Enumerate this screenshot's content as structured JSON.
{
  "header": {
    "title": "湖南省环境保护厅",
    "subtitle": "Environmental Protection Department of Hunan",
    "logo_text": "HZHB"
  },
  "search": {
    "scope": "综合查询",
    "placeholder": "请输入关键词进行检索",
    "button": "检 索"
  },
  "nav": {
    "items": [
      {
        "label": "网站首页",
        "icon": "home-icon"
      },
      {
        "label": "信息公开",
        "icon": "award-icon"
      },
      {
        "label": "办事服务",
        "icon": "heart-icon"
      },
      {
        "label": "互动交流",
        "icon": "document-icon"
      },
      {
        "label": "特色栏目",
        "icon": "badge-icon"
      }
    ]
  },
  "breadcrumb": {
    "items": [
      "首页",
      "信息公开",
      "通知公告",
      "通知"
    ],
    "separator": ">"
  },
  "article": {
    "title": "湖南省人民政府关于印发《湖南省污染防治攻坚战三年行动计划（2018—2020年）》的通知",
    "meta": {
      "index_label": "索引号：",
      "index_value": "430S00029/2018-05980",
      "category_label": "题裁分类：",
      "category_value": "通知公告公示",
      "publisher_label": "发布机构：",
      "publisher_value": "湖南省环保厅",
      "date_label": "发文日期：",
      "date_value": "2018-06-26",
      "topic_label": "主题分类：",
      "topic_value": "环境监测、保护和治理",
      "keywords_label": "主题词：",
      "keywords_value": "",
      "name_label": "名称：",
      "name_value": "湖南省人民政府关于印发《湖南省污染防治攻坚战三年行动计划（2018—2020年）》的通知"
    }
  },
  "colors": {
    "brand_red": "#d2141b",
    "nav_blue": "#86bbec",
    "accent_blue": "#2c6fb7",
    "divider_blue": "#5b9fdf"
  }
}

---+---

[Request]: Could you transcribe the records in full, exactly?

[Output for this exercise]:
Enumerate this screenshot's content as structured JSON.
{
  "header": {
    "title": "湖南省环境保护厅",
    "subtitle": "Environmental Protection Department of Hunan",
    "logo_text": "HZHB"
  },
  "search": {
    "scope": "综合查询",
    "placeholder": "请输入关键词进行检索",
    "button": "检 索"
  },
  "nav": {
    "items": [
      {
        "label": "网站首页",
        "icon": "home-icon"
      },
      {
        "label": "信息公开",
        "icon": "award-icon"
      },
      {
        "label": "办事服务",
        "icon": "heart-icon"
      },
      {
        "label": "互动交流",
        "icon": "document-icon"
      },
      {
        "label": "特色栏目",
        "icon": "badge-icon"
      }
    ]
  },
  "breadcrumb": {
    "items": [
      "首页",
      "信息公开",
      "通知公告",
      "通知"
    ],
    "separator": ">"
  },
  "article": {
    "title": "湖南省人民政府关于印发《湖南省污染防治攻坚战三年行动计划（2018—2020年）》的通知",
    "meta": {
      "index_label": "索引号：",
      "index_value": "430S00029/2018-05980",
      "category_label": "题裁分类：",
      "category_value": "通知公告公示",
      "publisher_label": "发布机构：",
      "publisher_value": "湖南省环保厅",
      "date_label": "发文日期：",
      "date_value": "2018-06-26",
      "topic_label": "主题分类：",
      "topic_value": "环境监测、保护和治理",
      "keywords_label": "主题词：",
      "keywords_value": "",
      "name_label": "名称：",
      "name_value": "湖南省人民政府关于印发《湖南省污染防治攻坚战三年行动计划（2018—2020年）》的通知"
    }
  },
  "colors": {
    "brand_red": "#d2141b",
    "nav_blue": "#86bbec",
    "accent_blue": "#2c6fb7",
    "divider_blue": "#5b9fdf"
  }
}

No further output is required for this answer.